* _ENTRIES SHOWN_:
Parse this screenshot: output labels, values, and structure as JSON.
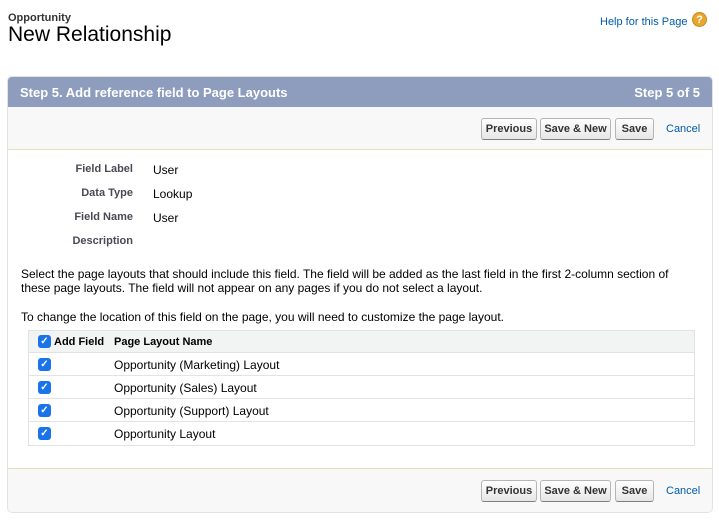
{
  "header": {
    "object_name": "Opportunity",
    "title": "New Relationship",
    "help_link": "Help for this Page",
    "help_icon": "?"
  },
  "step": {
    "title": "Step 5. Add reference field to Page Layouts",
    "counter": "Step 5 of 5"
  },
  "buttons": {
    "previous": "Previous",
    "save_new": "Save & New",
    "save": "Save",
    "cancel": "Cancel"
  },
  "field_info": [
    {
      "label": "Field Label",
      "value": "User"
    },
    {
      "label": "Data Type",
      "value": "Lookup"
    },
    {
      "label": "Field Name",
      "value": "User"
    },
    {
      "label": "Description",
      "value": ""
    }
  ],
  "instructions": {
    "select_text": "Select the page layouts that should include this field. The field will be added as the last field in the first 2-column section of these page layouts. The field will not appear on any pages if you do not select a layout.",
    "customize_text": "To change the location of this field on the page, you will need to customize the page layout."
  },
  "layout_table": {
    "col_add": "Add Field",
    "col_name": "Page Layout Name",
    "header_checked": true,
    "rows": [
      {
        "name": "Opportunity (Marketing) Layout",
        "checked": true
      },
      {
        "name": "Opportunity (Sales) Layout",
        "checked": true
      },
      {
        "name": "Opportunity (Support) Layout",
        "checked": true
      },
      {
        "name": "Opportunity Layout",
        "checked": true
      }
    ]
  },
  "colors": {
    "header_bar": "#8e9dbe",
    "link": "#015ba7",
    "checkbox": "#1a73e8",
    "help_icon": "#e8a630"
  }
}
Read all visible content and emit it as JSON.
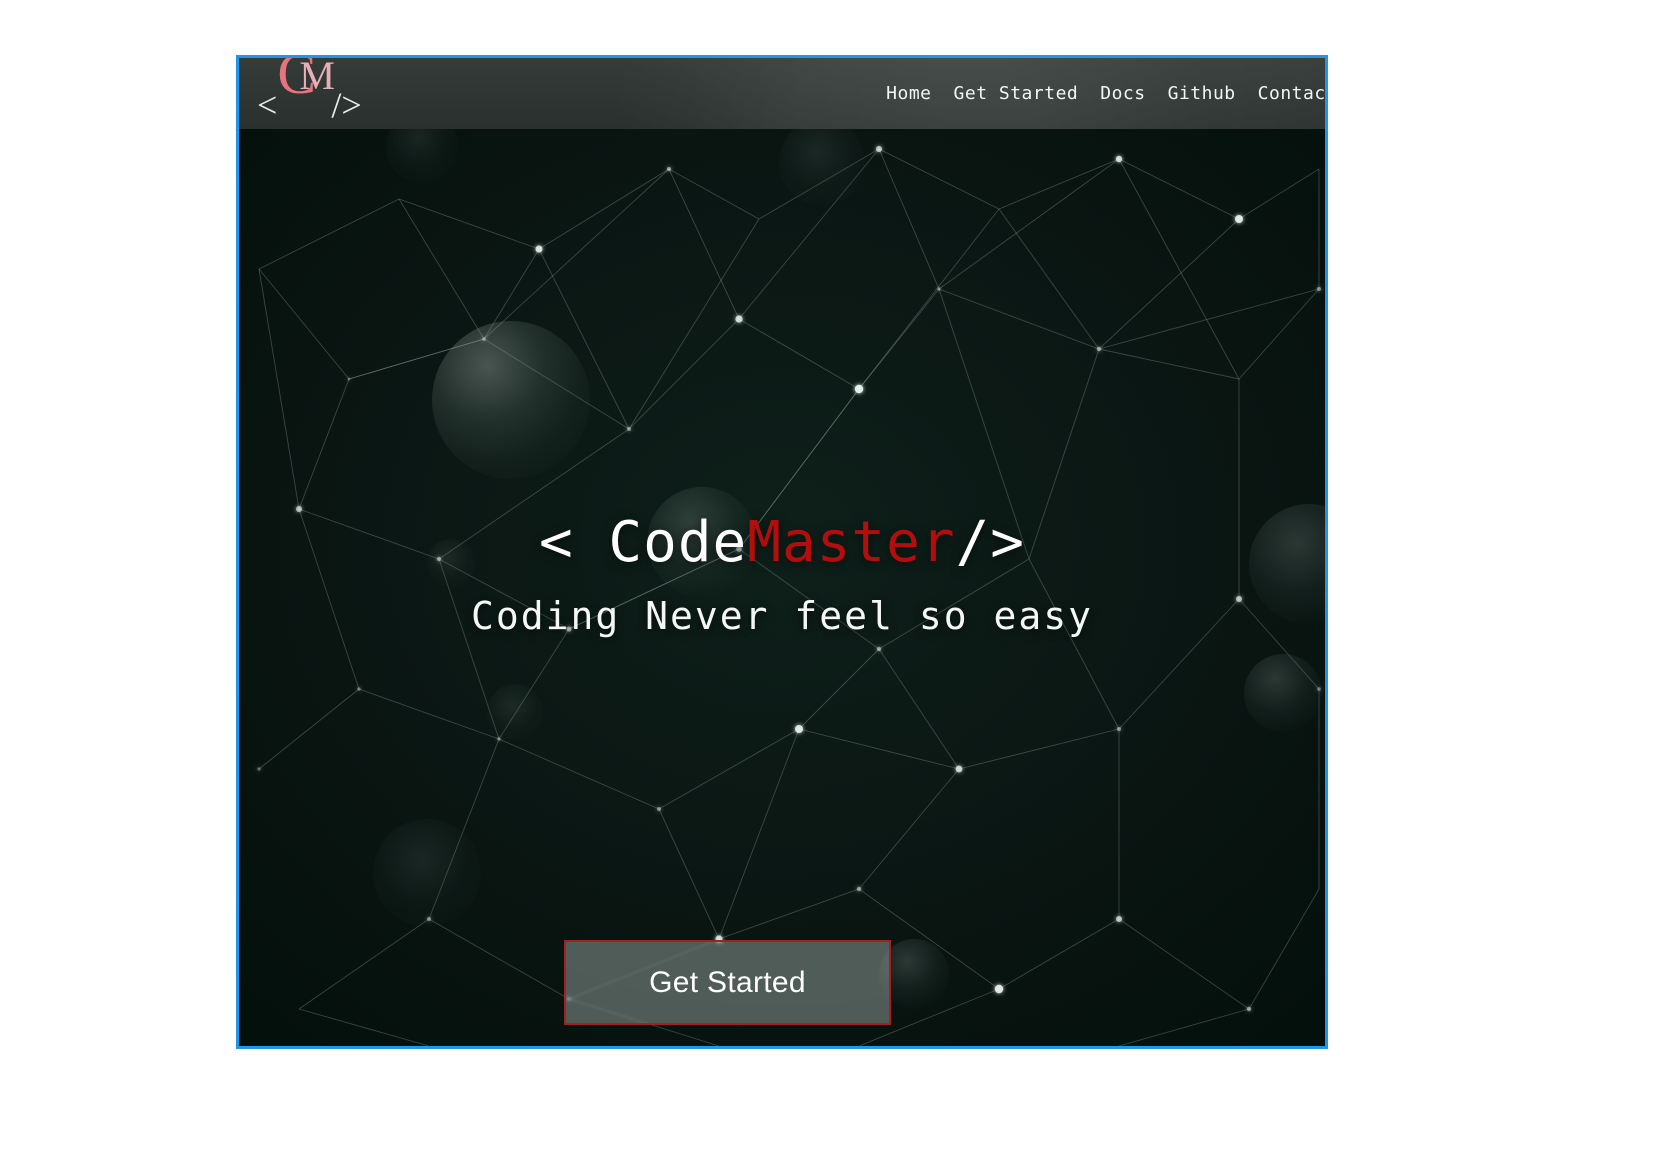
{
  "site": {
    "logo": {
      "open_angle": "<",
      "letter_c": "C",
      "letter_m": "M",
      "slash_close": "/>",
      "full_text": "<CM/>",
      "accent_color": "#e8737e"
    },
    "nav": {
      "items": [
        {
          "label": "Home",
          "name": "nav-link-home"
        },
        {
          "label": "Get Started",
          "name": "nav-link-get-started"
        },
        {
          "label": "Docs",
          "name": "nav-link-docs"
        },
        {
          "label": "Github",
          "name": "nav-link-github"
        },
        {
          "label": "Contact",
          "name": "nav-link-contact"
        }
      ],
      "background_color": "#2e3532",
      "text_color": "#f2f5f4"
    }
  },
  "hero": {
    "title": {
      "prefix": "< Code",
      "accent": "Master",
      "suffix": "/>",
      "full_text": "< CodeMaster/>",
      "accent_color": "#b30d0d",
      "text_color": "#ffffff"
    },
    "subtitle": "Coding Never feel so easy",
    "cta": {
      "label": "Get Started",
      "border_color": "#a8201e",
      "fill_color": "rgba(150,163,158,0.50)",
      "text_color": "#ffffff"
    },
    "background": {
      "description": "dark green network / constellation particle graphic with bokeh spheres",
      "base_color": "#091310",
      "line_color": "#9fb3ad"
    }
  },
  "frame": {
    "border_color": "#2196e8",
    "page_background": "#ffffff"
  }
}
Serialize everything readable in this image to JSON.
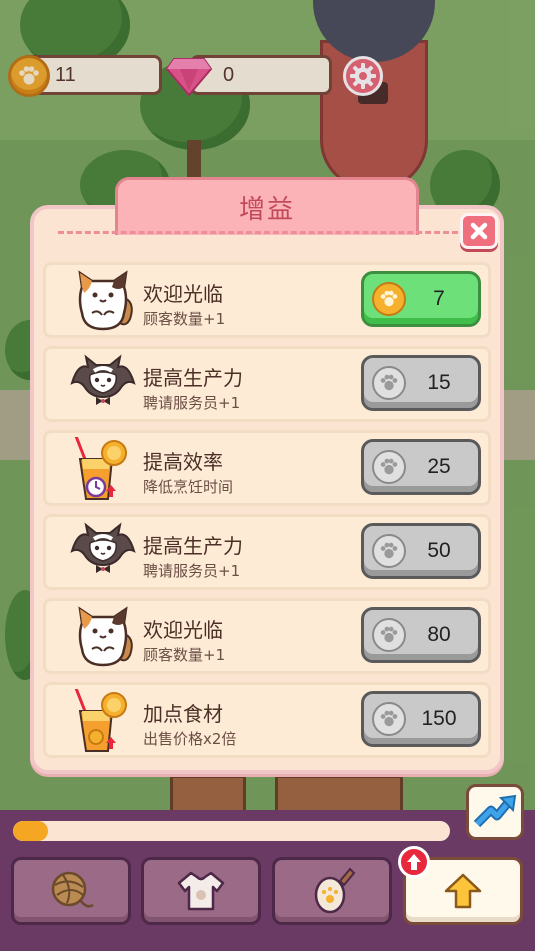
{
  "hud": {
    "coins": "11",
    "gems": "0",
    "coin_icon": "paw-coin-icon",
    "gem_icon": "gem-icon",
    "settings_icon": "gear-icon"
  },
  "dialog": {
    "title": "增益",
    "close_icon": "close-icon",
    "items": [
      {
        "title": "欢迎光临",
        "subtitle": "顾客数量+1",
        "price": "7",
        "icon": "calico-cat-icon",
        "state": "affordable"
      },
      {
        "title": "提高生产力",
        "subtitle": "聘请服务员+1",
        "price": "15",
        "icon": "tuxedo-cat-icon",
        "state": "locked"
      },
      {
        "title": "提高效率",
        "subtitle": "降低烹饪时间",
        "price": "25",
        "icon": "juice-clock-icon",
        "state": "locked"
      },
      {
        "title": "提高生产力",
        "subtitle": "聘请服务员+1",
        "price": "50",
        "icon": "tuxedo-cat-icon",
        "state": "locked"
      },
      {
        "title": "欢迎光临",
        "subtitle": "顾客数量+1",
        "price": "80",
        "icon": "calico-cat-icon",
        "state": "locked"
      },
      {
        "title": "加点食材",
        "subtitle": "出售价格x2倍",
        "price": "150",
        "icon": "juice-upgrade-icon",
        "state": "locked"
      }
    ]
  },
  "bottom": {
    "progress_fraction": 0.08,
    "buttons": [
      "yarn-ball-icon",
      "shirt-icon",
      "egg-decor-icon",
      "upgrade-arrow-icon"
    ],
    "trend_icon": "trend-arrow-icon"
  },
  "colors": {
    "accent_green": "#6ee07a",
    "locked_gray": "#c9c9c9",
    "panel_bg": "#fbe5d2",
    "title_pink": "#fbb3b8",
    "bar_purple": "#6a3a64"
  }
}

* _WHAT IS REQUIRED_: Copy out every line of the material above exactly, skipping the pictures.

* _EXERCISE ANSWER_:
Parse this screenshot: output labels, values, and structure as JSON.
{
  "header": {
    "object_name": "Opportunity",
    "title": "New Relationship",
    "help_link": "Help for this Page",
    "help_icon": "?"
  },
  "step": {
    "title": "Step 5. Add reference field to Page Layouts",
    "counter": "Step 5 of 5"
  },
  "buttons": {
    "previous": "Previous",
    "save_new": "Save & New",
    "save": "Save",
    "cancel": "Cancel"
  },
  "field_info": [
    {
      "label": "Field Label",
      "value": "User"
    },
    {
      "label": "Data Type",
      "value": "Lookup"
    },
    {
      "label": "Field Name",
      "value": "User"
    },
    {
      "label": "Description",
      "value": ""
    }
  ],
  "instructions": {
    "select_text": "Select the page layouts that should include this field. The field will be added as the last field in the first 2-column section of these page layouts. The field will not appear on any pages if you do not select a layout.",
    "customize_text": "To change the location of this field on the page, you will need to customize the page layout."
  },
  "layout_table": {
    "col_add": "Add Field",
    "col_name": "Page Layout Name",
    "header_checked": true,
    "rows": [
      {
        "name": "Opportunity (Marketing) Layout",
        "checked": true
      },
      {
        "name": "Opportunity (Sales) Layout",
        "checked": true
      },
      {
        "name": "Opportunity (Support) Layout",
        "checked": true
      },
      {
        "name": "Opportunity Layout",
        "checked": true
      }
    ]
  },
  "colors": {
    "header_bar": "#8e9dbe",
    "link": "#015ba7",
    "checkbox": "#1a73e8",
    "help_icon": "#e8a630"
  }
}
Read all visible content and emit it as JSON.
{
  "site": {
    "logo": {
      "open_angle": "<",
      "letter_c": "C",
      "letter_m": "M",
      "slash_close": "/>",
      "full_text": "<CM/>",
      "accent_color": "#e8737e"
    },
    "nav": {
      "items": [
        {
          "label": "Home",
          "name": "nav-link-home"
        },
        {
          "label": "Get Started",
          "name": "nav-link-get-started"
        },
        {
          "label": "Docs",
          "name": "nav-link-docs"
        },
        {
          "label": "Github",
          "name": "nav-link-github"
        },
        {
          "label": "Contact",
          "name": "nav-link-contact"
        }
      ],
      "background_color": "#2e3532",
      "text_color": "#f2f5f4"
    }
  },
  "hero": {
    "title": {
      "prefix": "< Code",
      "accent": "Master",
      "suffix": "/>",
      "full_text": "< CodeMaster/>",
      "accent_color": "#b30d0d",
      "text_color": "#ffffff"
    },
    "subtitle": "Coding Never feel so easy",
    "cta": {
      "label": "Get Started",
      "border_color": "#a8201e",
      "fill_color": "rgba(150,163,158,0.50)",
      "text_color": "#ffffff"
    },
    "background": {
      "description": "dark green network / constellation particle graphic with bokeh spheres",
      "base_color": "#091310",
      "line_color": "#9fb3ad"
    }
  },
  "frame": {
    "border_color": "#2196e8",
    "page_background": "#ffffff"
  }
}
Serialize everything readable in this image to JSON.
{
  "hud": {
    "coins": "11",
    "gems": "0",
    "coin_icon": "paw-coin-icon",
    "gem_icon": "gem-icon",
    "settings_icon": "gear-icon"
  },
  "dialog": {
    "title": "增益",
    "close_icon": "close-icon",
    "items": [
      {
        "title": "欢迎光临",
        "subtitle": "顾客数量+1",
        "price": "7",
        "icon": "calico-cat-icon",
        "state": "affordable"
      },
      {
        "title": "提高生产力",
        "subtitle": "聘请服务员+1",
        "price": "15",
        "icon": "tuxedo-cat-icon",
        "state": "locked"
      },
      {
        "title": "提高效率",
        "subtitle": "降低烹饪时间",
        "price": "25",
        "icon": "juice-clock-icon",
        "state": "locked"
      },
      {
        "title": "提高生产力",
        "subtitle": "聘请服务员+1",
        "price": "50",
        "icon": "tuxedo-cat-icon",
        "state": "locked"
      },
      {
        "title": "欢迎光临",
        "subtitle": "顾客数量+1",
        "price": "80",
        "icon": "calico-cat-icon",
        "state": "locked"
      },
      {
        "title": "加点食材",
        "subtitle": "出售价格x2倍",
        "price": "150",
        "icon": "juice-upgrade-icon",
        "state": "locked"
      }
    ]
  },
  "bottom": {
    "progress_fraction": 0.08,
    "buttons": [
      "yarn-ball-icon",
      "shirt-icon",
      "egg-decor-icon",
      "upgrade-arrow-icon"
    ],
    "trend_icon": "trend-arrow-icon"
  },
  "colors": {
    "accent_green": "#6ee07a",
    "locked_gray": "#c9c9c9",
    "panel_bg": "#fbe5d2",
    "title_pink": "#fbb3b8",
    "bar_purple": "#6a3a64"
  }
}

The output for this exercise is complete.